## Available records
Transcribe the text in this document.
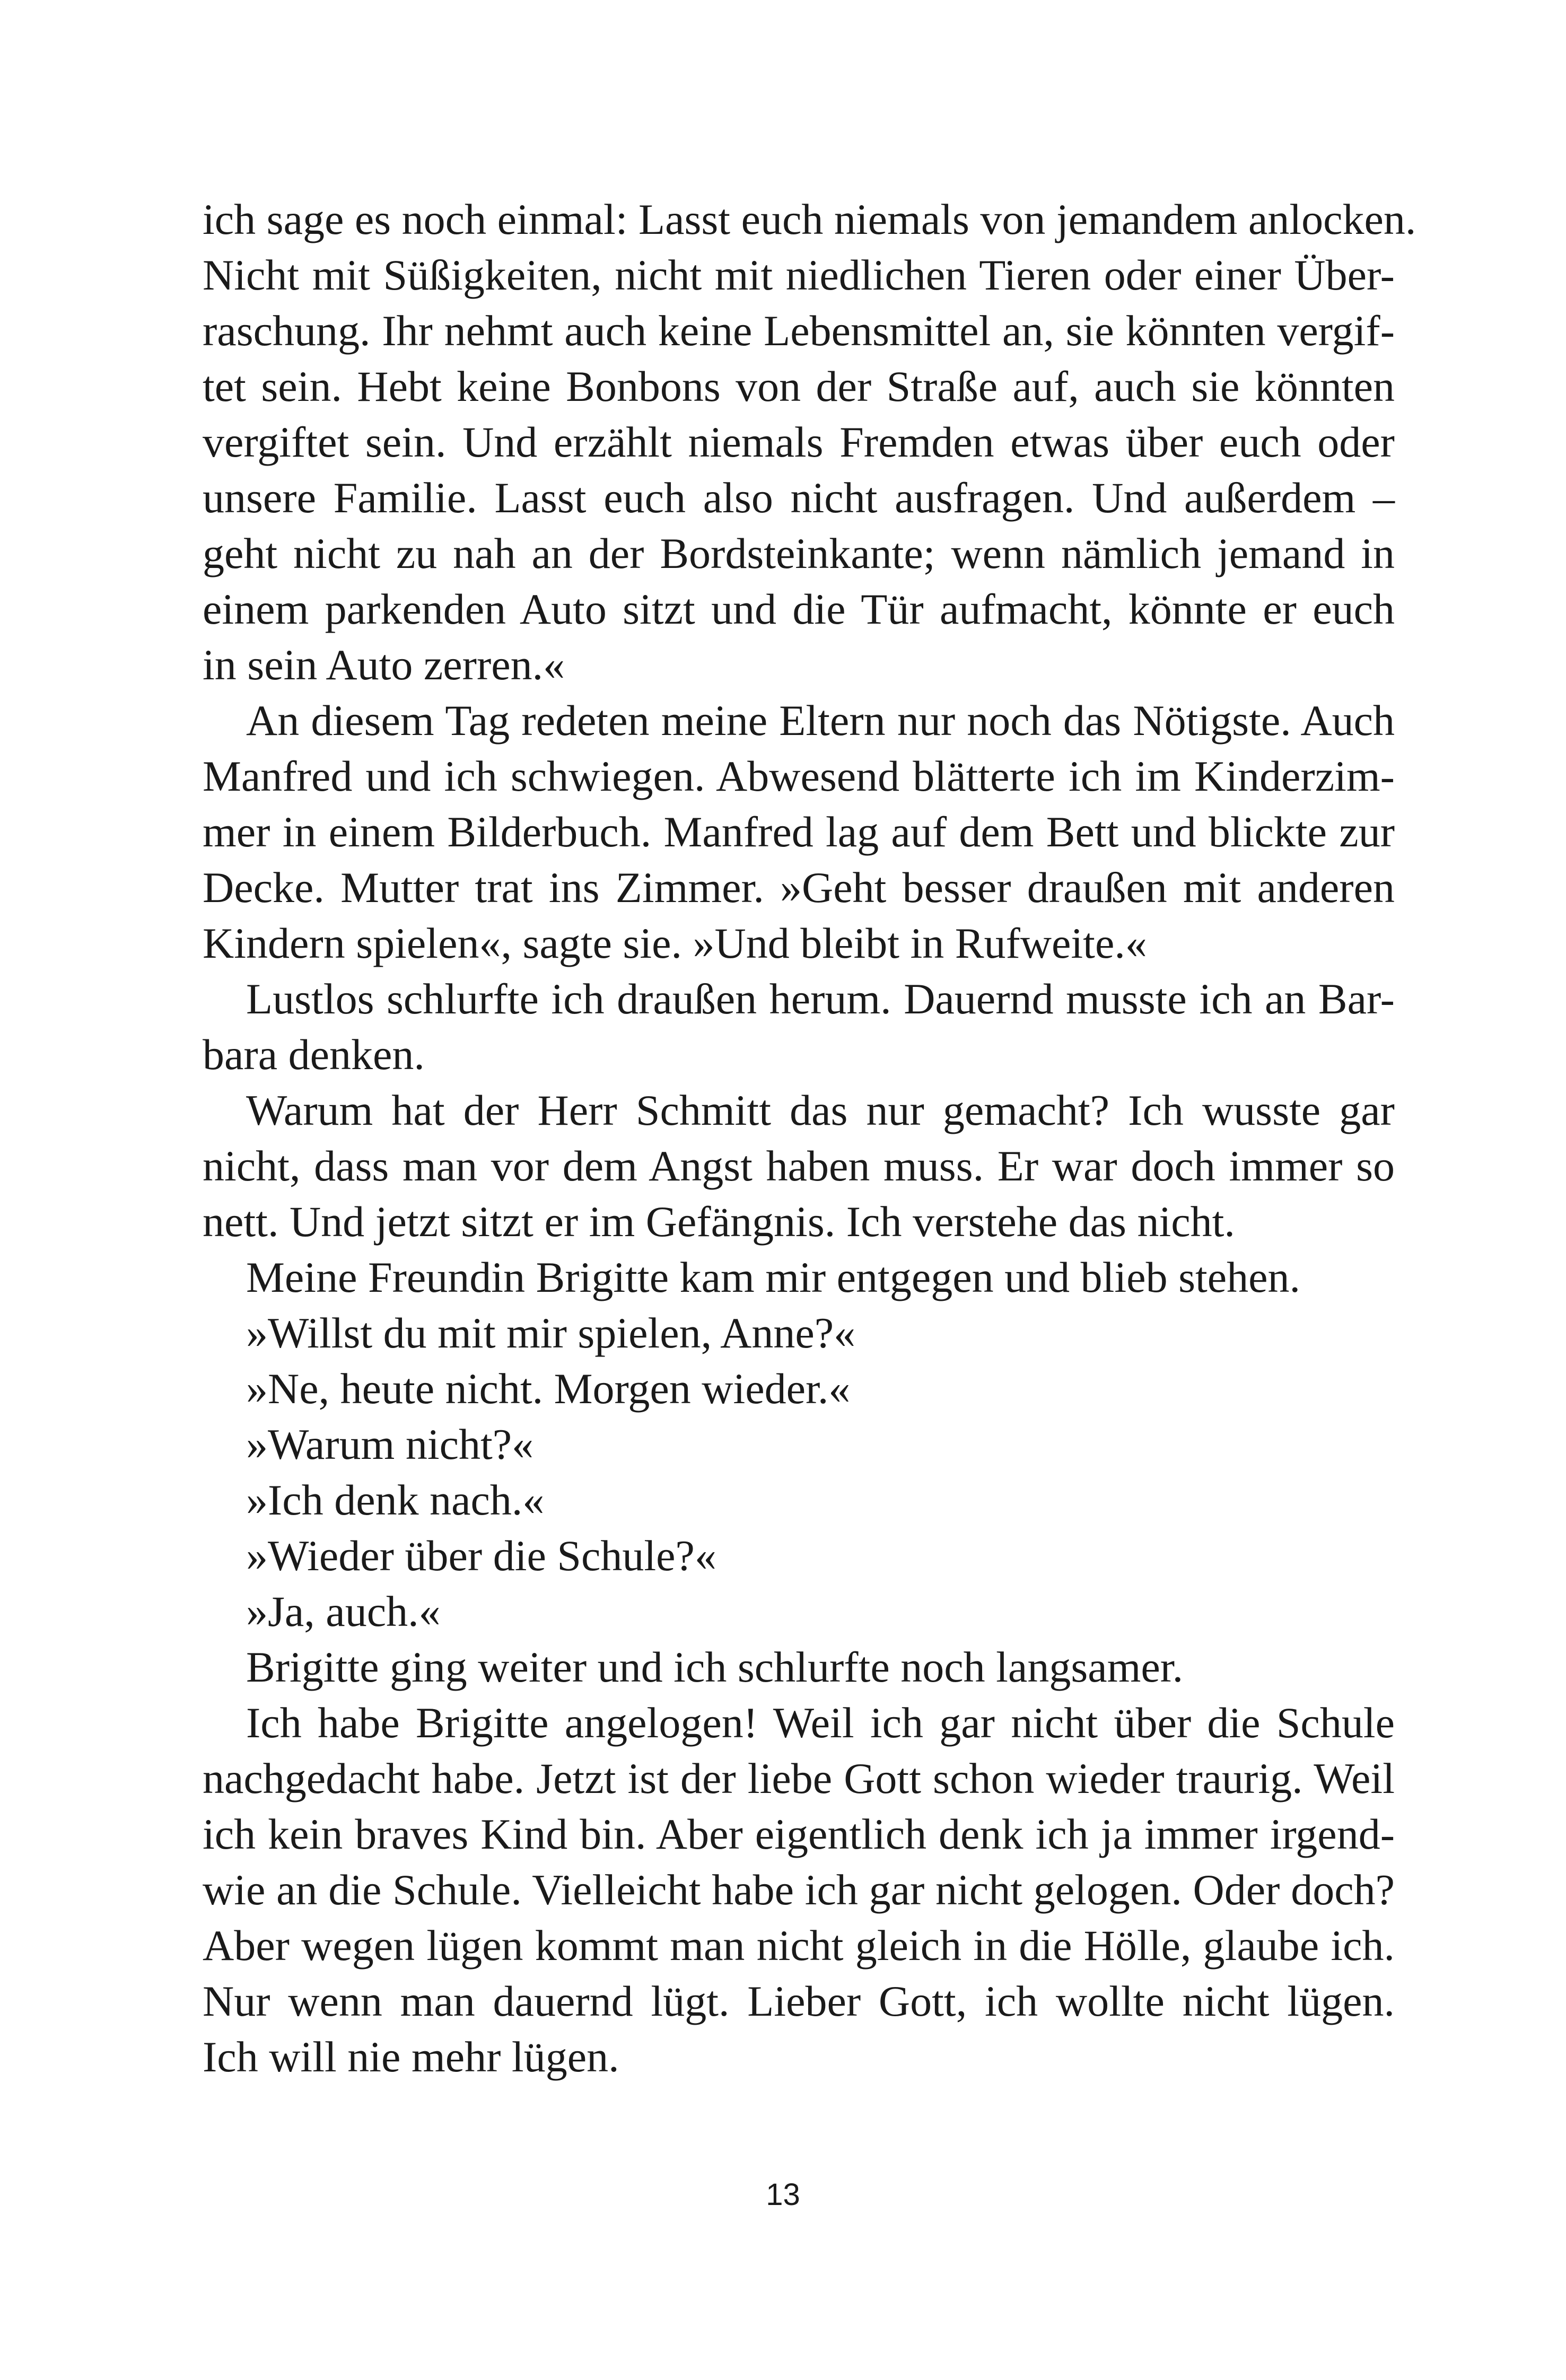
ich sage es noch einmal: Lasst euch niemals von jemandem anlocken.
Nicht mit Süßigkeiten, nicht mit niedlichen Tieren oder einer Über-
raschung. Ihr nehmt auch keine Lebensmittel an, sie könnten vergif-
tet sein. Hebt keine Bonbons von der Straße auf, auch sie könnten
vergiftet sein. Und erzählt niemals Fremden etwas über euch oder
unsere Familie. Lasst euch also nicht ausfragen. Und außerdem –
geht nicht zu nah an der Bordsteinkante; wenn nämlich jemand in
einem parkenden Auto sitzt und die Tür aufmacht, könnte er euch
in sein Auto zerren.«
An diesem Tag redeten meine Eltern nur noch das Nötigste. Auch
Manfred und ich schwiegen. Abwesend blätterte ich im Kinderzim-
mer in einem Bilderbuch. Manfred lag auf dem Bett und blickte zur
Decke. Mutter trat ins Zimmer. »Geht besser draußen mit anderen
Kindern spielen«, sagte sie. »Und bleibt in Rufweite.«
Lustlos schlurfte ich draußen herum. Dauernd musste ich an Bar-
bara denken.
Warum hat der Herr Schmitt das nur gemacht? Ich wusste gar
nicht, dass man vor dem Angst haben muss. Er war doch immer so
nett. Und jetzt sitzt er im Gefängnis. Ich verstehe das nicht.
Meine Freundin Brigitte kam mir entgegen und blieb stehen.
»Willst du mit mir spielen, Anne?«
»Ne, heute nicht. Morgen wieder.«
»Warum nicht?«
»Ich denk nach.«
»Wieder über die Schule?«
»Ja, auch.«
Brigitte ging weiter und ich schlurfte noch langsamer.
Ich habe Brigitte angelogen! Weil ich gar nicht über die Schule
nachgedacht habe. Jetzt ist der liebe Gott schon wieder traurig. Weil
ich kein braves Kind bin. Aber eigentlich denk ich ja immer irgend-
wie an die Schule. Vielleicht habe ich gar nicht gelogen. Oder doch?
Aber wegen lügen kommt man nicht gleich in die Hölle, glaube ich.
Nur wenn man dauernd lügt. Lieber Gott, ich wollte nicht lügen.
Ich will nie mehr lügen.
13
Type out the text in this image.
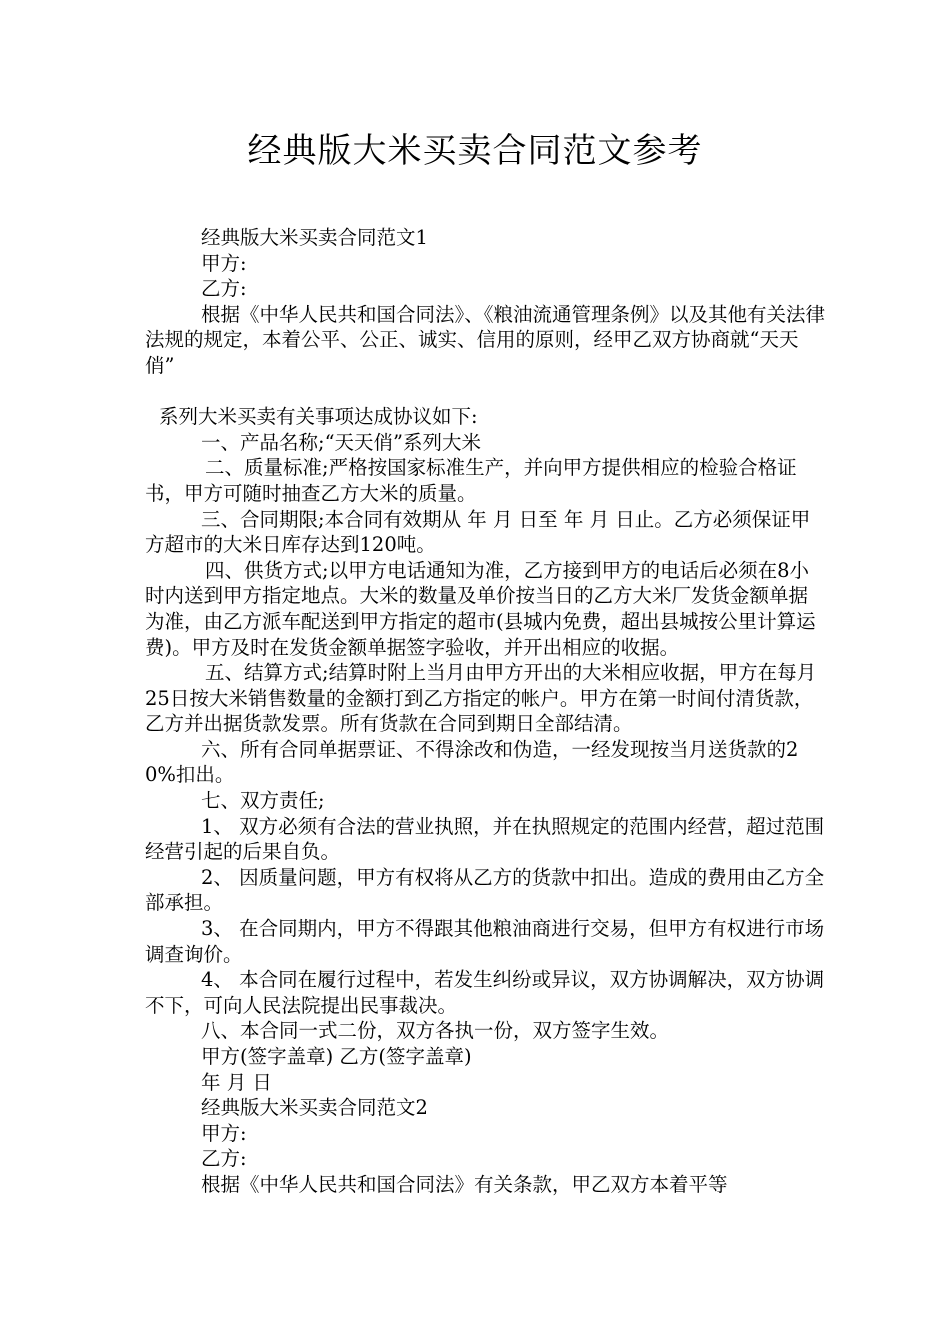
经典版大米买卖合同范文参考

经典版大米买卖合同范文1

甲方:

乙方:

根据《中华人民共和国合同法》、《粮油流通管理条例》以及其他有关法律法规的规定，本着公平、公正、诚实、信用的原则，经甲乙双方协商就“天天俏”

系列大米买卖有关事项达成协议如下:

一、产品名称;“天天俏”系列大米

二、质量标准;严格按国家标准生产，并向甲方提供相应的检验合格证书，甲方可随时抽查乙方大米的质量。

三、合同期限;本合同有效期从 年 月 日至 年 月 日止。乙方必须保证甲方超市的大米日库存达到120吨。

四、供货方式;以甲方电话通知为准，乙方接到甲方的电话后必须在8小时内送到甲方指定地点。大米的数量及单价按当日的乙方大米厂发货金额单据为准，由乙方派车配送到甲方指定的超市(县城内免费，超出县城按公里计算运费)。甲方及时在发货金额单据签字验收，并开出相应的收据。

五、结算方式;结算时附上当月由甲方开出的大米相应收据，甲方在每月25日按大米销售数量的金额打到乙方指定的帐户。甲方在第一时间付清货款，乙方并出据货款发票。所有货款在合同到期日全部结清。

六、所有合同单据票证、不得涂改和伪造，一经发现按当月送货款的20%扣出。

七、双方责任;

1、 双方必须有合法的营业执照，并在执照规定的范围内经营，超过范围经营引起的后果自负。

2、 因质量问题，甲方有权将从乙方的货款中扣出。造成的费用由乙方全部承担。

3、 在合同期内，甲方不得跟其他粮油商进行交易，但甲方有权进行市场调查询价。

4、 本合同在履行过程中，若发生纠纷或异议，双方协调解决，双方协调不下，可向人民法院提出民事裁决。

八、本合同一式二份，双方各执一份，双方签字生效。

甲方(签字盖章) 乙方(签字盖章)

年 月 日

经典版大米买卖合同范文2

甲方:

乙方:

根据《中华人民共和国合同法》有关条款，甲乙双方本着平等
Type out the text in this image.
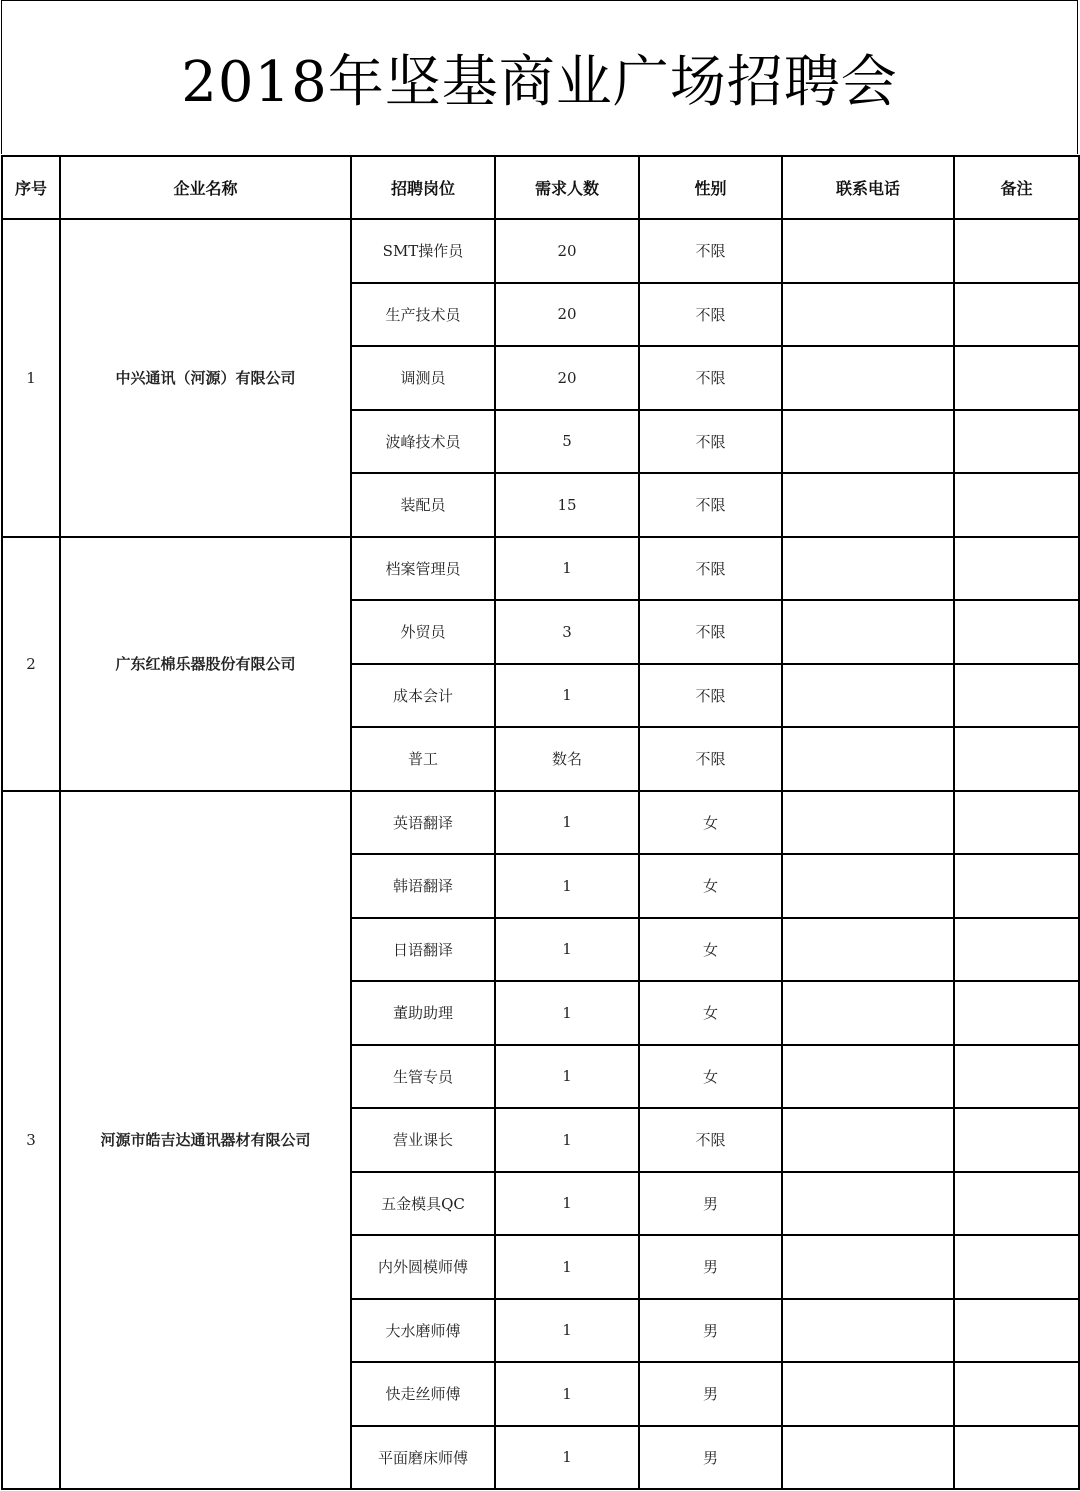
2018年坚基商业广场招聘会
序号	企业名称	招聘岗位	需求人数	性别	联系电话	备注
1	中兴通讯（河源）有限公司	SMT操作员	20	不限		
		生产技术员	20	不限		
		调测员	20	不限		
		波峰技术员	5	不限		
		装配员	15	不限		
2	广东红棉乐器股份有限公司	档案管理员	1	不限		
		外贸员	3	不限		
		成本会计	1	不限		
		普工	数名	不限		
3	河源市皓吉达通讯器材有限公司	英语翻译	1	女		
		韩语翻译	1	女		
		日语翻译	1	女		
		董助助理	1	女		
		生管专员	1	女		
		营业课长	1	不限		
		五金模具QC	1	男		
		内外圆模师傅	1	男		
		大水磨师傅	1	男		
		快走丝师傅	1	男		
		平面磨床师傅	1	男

## Challenge
Scan the records above, count the lines with "Schule" in them, and give only the number.

## Response
3